- **THE TASK**: Reproduce the material in full, exactly as written.

- **ITEMS**:
★ ★ ★ ★
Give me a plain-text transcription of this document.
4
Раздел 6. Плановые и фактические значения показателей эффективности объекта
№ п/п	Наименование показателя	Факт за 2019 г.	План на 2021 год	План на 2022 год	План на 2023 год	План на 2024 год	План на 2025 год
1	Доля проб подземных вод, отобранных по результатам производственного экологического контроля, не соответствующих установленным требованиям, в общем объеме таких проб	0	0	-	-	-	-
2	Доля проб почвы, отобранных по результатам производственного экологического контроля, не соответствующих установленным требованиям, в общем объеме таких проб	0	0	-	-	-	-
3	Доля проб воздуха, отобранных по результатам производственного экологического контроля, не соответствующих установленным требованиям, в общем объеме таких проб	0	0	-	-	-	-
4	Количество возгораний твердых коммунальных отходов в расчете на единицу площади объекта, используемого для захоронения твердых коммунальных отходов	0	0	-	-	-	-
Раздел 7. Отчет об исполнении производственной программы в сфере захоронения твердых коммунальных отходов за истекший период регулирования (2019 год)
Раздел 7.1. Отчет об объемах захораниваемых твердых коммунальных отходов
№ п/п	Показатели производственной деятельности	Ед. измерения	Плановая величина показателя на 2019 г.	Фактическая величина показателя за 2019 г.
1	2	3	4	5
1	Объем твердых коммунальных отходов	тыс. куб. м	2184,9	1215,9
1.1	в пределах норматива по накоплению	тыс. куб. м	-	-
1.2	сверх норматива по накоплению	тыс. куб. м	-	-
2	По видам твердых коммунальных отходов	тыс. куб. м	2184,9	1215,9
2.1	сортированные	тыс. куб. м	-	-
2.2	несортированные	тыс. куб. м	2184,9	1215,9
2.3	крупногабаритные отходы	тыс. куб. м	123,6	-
★ ★ ★ ★
- **EXERCISE ANSWER**:
Give me a plain-text transcription of this document.
4
Раздел 6. Плановые и фактические значения показателей эффективности объекта
№ п/п	Наименование показателя	Факт за 2019 г.	План на 2021 год	План на 2022 год	План на 2023 год	План на 2024 год	План на 2025 год
1	Доля проб подземных вод, отобранных по результатам производственного экологического контроля, не соответствующих установленным требованиям, в общем объеме таких проб	0	0	-	-	-	-
2	Доля проб почвы, отобранных по результатам производственного экологического контроля, не соответствующих установленным требованиям, в общем объеме таких проб	0	0	-	-	-	-
3	Доля проб воздуха, отобранных по результатам производственного экологического контроля, не соответствующих установленным требованиям, в общем объеме таких проб	0	0	-	-	-	-
4	Количество возгораний твердых коммунальных отходов в расчете на единицу площади объекта, используемого для захоронения твердых коммунальных отходов	0	0	-	-	-	-
Раздел 7. Отчет об исполнении производственной программы в сфере захоронения твердых коммунальных отходов за истекший период регулирования (2019 год)
Раздел 7.1. Отчет об объемах захораниваемых твердых коммунальных отходов
№ п/п	Показатели производственной деятельности	Ед. измерения	Плановая величина показателя на 2019 г.	Фактическая величина показателя за 2019 г.
1	2	3	4	5
1	Объем твердых коммунальных отходов	тыс. куб. м	2184,9	1215,9
1.1	в пределах норматива по накоплению	тыс. куб. м	-	-
1.2	сверх норматива по накоплению	тыс. куб. м	-	-
2	По видам твердых коммунальных отходов	тыс. куб. м	2184,9	1215,9
2.1	сортированные	тыс. куб. м	-	-
2.2	несортированные	тыс. куб. м	2184,9	1215,9
2.3	крупногабаритные отходы	тыс. куб. м	123,6	-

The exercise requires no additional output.